Figure content listings:
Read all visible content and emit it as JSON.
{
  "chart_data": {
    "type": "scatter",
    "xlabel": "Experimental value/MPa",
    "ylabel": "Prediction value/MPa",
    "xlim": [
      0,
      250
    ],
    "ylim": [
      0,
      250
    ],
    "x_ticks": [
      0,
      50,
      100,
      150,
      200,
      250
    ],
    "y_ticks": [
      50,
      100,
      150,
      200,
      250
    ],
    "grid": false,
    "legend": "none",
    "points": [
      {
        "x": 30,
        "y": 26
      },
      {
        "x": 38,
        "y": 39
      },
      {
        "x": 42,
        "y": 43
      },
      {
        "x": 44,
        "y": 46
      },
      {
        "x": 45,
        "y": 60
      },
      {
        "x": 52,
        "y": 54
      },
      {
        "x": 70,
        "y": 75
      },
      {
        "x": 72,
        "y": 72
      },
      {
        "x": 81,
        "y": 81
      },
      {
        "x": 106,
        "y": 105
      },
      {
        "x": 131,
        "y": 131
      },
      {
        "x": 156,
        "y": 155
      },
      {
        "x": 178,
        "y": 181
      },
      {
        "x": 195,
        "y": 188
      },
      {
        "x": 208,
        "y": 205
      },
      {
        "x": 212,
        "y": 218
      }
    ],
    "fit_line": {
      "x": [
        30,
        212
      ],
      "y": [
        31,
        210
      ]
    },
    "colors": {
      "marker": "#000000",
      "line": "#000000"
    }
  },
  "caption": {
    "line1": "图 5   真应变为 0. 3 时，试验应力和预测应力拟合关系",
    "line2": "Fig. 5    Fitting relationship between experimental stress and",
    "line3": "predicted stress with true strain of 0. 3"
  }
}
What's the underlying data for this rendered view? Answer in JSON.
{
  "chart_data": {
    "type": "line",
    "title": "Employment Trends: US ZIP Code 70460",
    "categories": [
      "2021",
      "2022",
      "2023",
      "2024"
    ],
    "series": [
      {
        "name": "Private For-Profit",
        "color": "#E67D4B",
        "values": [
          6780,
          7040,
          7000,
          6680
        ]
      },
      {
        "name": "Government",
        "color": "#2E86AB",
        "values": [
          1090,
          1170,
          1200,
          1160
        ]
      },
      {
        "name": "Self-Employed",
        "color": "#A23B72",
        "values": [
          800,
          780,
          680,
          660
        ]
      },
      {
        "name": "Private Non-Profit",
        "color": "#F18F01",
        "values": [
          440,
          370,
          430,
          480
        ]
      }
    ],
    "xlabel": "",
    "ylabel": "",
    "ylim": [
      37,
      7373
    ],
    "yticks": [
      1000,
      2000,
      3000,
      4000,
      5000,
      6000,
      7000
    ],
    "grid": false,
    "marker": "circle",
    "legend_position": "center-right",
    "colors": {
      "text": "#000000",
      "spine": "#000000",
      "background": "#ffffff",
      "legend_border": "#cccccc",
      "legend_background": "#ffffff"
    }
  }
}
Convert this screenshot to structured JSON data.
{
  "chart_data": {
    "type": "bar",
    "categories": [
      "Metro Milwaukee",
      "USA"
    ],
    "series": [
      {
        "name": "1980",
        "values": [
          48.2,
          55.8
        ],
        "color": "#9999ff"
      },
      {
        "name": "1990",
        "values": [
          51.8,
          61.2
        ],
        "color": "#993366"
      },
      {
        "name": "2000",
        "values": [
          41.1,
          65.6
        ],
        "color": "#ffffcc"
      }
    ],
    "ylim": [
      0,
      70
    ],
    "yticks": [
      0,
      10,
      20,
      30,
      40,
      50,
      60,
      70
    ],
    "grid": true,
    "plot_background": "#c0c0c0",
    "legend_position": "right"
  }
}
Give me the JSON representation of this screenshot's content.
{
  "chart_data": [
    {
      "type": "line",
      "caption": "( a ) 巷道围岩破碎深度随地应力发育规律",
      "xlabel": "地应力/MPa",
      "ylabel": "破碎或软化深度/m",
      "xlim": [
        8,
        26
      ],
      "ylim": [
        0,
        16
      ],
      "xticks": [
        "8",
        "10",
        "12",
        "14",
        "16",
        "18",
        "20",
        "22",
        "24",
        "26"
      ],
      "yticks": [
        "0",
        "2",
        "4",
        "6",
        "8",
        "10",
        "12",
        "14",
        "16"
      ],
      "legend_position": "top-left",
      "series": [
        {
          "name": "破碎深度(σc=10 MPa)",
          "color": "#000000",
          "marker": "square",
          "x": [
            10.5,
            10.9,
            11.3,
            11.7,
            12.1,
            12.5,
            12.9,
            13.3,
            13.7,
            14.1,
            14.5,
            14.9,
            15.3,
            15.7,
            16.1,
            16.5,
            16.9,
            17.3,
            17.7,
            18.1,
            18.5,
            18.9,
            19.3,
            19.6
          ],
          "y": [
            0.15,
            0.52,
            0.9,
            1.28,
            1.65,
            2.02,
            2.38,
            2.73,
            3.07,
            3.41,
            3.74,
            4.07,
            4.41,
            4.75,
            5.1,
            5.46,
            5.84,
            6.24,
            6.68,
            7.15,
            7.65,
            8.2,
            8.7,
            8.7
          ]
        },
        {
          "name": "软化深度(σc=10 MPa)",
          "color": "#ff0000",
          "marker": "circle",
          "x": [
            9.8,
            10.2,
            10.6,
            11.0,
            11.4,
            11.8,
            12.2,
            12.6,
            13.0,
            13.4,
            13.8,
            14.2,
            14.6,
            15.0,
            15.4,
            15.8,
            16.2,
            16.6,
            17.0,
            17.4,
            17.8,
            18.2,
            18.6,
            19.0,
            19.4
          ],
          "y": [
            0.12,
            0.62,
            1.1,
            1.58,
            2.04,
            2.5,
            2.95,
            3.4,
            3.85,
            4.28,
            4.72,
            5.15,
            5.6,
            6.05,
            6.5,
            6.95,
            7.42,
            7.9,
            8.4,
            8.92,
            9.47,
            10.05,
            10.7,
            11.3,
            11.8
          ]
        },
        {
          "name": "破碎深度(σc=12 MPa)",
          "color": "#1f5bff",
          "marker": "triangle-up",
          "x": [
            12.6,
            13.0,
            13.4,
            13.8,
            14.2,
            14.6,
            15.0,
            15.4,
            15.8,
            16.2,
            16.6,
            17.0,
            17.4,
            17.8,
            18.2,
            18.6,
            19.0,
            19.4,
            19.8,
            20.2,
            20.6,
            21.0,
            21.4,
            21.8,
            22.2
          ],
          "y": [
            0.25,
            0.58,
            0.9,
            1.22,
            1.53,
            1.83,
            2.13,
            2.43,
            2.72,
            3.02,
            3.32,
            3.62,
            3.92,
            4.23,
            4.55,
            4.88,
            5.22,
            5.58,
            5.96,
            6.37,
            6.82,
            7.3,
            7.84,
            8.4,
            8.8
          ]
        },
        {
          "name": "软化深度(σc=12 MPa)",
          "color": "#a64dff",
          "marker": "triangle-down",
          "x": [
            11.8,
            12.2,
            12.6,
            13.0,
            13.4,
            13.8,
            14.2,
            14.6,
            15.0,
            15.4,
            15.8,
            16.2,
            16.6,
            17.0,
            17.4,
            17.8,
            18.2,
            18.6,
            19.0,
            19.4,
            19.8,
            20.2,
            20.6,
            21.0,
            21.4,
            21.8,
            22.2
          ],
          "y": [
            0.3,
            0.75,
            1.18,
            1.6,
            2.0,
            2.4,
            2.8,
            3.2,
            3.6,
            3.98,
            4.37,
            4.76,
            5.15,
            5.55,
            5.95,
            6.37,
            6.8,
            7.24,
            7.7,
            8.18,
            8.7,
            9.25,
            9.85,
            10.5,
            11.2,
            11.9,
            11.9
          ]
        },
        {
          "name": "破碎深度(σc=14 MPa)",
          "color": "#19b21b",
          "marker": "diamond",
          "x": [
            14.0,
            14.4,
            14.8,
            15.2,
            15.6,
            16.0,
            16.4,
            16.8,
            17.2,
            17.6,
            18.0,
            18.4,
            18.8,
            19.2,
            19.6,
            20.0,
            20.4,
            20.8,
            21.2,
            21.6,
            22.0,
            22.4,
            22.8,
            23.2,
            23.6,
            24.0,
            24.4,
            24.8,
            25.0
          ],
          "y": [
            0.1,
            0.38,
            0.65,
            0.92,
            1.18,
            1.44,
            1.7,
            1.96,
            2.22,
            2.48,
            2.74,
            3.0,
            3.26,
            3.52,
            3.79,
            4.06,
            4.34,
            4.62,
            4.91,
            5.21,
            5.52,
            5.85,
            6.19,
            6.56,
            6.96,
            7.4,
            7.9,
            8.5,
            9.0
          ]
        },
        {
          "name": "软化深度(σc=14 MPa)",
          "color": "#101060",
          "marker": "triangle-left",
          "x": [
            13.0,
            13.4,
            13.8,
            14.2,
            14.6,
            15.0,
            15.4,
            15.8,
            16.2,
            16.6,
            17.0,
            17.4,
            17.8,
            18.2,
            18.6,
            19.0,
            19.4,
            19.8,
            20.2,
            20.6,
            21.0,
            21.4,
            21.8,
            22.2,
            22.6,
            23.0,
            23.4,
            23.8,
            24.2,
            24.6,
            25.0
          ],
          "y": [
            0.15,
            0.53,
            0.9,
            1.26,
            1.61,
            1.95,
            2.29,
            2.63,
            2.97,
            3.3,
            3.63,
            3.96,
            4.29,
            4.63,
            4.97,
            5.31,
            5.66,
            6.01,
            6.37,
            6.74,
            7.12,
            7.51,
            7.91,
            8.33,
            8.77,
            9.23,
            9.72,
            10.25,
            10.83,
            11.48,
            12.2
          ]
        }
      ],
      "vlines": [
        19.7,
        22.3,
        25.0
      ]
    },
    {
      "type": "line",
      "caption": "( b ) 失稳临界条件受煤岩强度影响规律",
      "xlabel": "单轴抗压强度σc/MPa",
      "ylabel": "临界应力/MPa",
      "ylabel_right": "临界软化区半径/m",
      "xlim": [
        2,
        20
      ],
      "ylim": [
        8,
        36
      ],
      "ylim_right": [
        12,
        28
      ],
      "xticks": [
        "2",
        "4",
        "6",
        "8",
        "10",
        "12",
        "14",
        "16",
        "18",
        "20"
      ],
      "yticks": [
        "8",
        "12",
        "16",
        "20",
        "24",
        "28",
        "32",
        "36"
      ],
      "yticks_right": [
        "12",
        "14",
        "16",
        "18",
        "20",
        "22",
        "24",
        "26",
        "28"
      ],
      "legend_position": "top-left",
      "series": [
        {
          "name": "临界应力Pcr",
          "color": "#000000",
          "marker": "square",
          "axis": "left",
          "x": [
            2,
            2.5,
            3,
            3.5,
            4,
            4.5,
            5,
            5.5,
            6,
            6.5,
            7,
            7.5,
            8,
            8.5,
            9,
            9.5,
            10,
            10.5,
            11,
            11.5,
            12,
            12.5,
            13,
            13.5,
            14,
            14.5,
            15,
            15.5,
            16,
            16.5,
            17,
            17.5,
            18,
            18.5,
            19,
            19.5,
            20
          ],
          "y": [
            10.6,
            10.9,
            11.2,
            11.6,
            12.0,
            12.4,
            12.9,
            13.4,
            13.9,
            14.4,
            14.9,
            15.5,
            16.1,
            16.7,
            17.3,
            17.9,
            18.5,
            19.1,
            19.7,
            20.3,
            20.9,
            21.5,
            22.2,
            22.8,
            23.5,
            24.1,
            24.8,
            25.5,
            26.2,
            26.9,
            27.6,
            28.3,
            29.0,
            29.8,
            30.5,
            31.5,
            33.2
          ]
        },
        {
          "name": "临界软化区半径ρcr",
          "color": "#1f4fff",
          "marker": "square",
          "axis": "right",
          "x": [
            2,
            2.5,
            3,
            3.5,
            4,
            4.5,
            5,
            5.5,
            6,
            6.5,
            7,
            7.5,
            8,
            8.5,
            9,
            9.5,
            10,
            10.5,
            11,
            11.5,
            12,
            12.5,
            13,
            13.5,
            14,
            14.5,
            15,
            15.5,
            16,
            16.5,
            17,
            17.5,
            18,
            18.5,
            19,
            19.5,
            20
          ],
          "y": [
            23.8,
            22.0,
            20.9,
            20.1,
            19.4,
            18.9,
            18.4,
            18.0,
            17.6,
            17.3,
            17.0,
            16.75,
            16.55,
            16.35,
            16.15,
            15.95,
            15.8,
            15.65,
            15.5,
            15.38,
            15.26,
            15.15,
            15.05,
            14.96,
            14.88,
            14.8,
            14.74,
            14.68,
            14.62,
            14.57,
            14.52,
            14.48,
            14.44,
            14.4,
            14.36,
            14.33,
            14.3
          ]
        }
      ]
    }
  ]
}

# What is asked
Using the listing above, gather each line that holds the string "JSON" and copy it.

# The response
Read all visible content and emit it as JSON.
What's the underlying data for this rendered view? Answer in JSON.
Convert this screenshot to structured JSON data.
Give me the JSON representation of this screenshot's content.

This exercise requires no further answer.